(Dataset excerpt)
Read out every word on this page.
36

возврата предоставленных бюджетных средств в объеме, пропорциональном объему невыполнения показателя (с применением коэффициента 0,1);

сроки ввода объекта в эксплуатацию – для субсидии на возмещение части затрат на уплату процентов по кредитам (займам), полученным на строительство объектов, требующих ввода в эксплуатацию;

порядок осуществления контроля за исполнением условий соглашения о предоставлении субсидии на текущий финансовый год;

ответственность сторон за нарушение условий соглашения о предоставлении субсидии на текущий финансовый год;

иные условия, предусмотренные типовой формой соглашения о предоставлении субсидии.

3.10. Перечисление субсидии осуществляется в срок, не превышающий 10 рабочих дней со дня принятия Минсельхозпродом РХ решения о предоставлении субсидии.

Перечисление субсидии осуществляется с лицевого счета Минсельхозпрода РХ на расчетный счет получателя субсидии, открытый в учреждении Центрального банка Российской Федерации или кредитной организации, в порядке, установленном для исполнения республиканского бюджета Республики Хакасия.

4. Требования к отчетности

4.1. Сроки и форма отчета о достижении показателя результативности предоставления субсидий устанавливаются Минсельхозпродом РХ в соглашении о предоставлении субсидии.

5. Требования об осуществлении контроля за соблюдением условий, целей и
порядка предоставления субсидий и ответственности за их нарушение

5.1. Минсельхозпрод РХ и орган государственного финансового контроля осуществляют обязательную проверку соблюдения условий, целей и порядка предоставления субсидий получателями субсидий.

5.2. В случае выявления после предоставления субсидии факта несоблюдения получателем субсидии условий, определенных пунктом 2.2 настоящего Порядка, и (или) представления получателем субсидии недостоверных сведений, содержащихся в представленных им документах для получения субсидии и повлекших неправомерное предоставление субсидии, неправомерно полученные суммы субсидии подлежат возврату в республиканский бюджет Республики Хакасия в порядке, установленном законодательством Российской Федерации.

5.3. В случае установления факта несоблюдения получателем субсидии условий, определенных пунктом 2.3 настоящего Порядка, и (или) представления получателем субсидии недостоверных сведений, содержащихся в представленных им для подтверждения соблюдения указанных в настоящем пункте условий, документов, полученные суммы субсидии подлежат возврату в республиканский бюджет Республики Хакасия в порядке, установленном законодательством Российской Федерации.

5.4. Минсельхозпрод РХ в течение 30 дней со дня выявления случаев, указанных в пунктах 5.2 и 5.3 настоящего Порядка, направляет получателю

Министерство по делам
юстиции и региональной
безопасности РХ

> EXERCISE REQUIREMENTS
The records above are to be copied in full, exactly as written.

> EXERCISE RESULT
Read out every word on this page.
36

возврата предоставленных бюджетных средств в объеме, пропорциональном объему невыполнения показателя (с применением коэффициента 0,1);

сроки ввода объекта в эксплуатацию – для субсидии на возмещение части затрат на уплату процентов по кредитам (займам), полученным на строительство объектов, требующих ввода в эксплуатацию;

порядок осуществления контроля за исполнением условий соглашения о предоставлении субсидии на текущий финансовый год;

ответственность сторон за нарушение условий соглашения о предоставлении субсидии на текущий финансовый год;

иные условия, предусмотренные типовой формой соглашения о предоставлении субсидии.

3.10. Перечисление субсидии осуществляется в срок, не превышающий 10 рабочих дней со дня принятия Минсельхозпродом РХ решения о предоставлении субсидии.

Перечисление субсидии осуществляется с лицевого счета Минсельхозпрода РХ на расчетный счет получателя субсидии, открытый в учреждении Центрального банка Российской Федерации или кредитной организации, в порядке, установленном для исполнения республиканского бюджета Республики Хакасия.

4. Требования к отчетности

4.1. Сроки и форма отчета о достижении показателя результативности предоставления субсидий устанавливаются Минсельхозпродом РХ в соглашении о предоставлении субсидии.

5. Требования об осуществлении контроля за соблюдением условий, целей и
порядка предоставления субсидий и ответственности за их нарушение

5.1. Минсельхозпрод РХ и орган государственного финансового контроля осуществляют обязательную проверку соблюдения условий, целей и порядка предоставления субсидий получателями субсидий.

5.2. В случае выявления после предоставления субсидии факта несоблюдения получателем субсидии условий, определенных пунктом 2.2 настоящего Порядка, и (или) представления получателем субсидии недостоверных сведений, содержащихся в представленных им документах для получения субсидии и повлекших неправомерное предоставление субсидии, неправомерно полученные суммы субсидии подлежат возврату в республиканский бюджет Республики Хакасия в порядке, установленном законодательством Российской Федерации.

5.3. В случае установления факта несоблюдения получателем субсидии условий, определенных пунктом 2.3 настоящего Порядка, и (или) представления получателем субсидии недостоверных сведений, содержащихся в представленных им для подтверждения соблюдения указанных в настоящем пункте условий, документов, полученные суммы субсидии подлежат возврату в республиканский бюджет Республики Хакасия в порядке, установленном законодательством Российской Федерации.

5.4. Минсельхозпрод РХ в течение 30 дней со дня выявления случаев, указанных в пунктах 5.2 и 5.3 настоящего Порядка, направляет получателю

Министерство по делам
юстиции и региональной
безопасности РХ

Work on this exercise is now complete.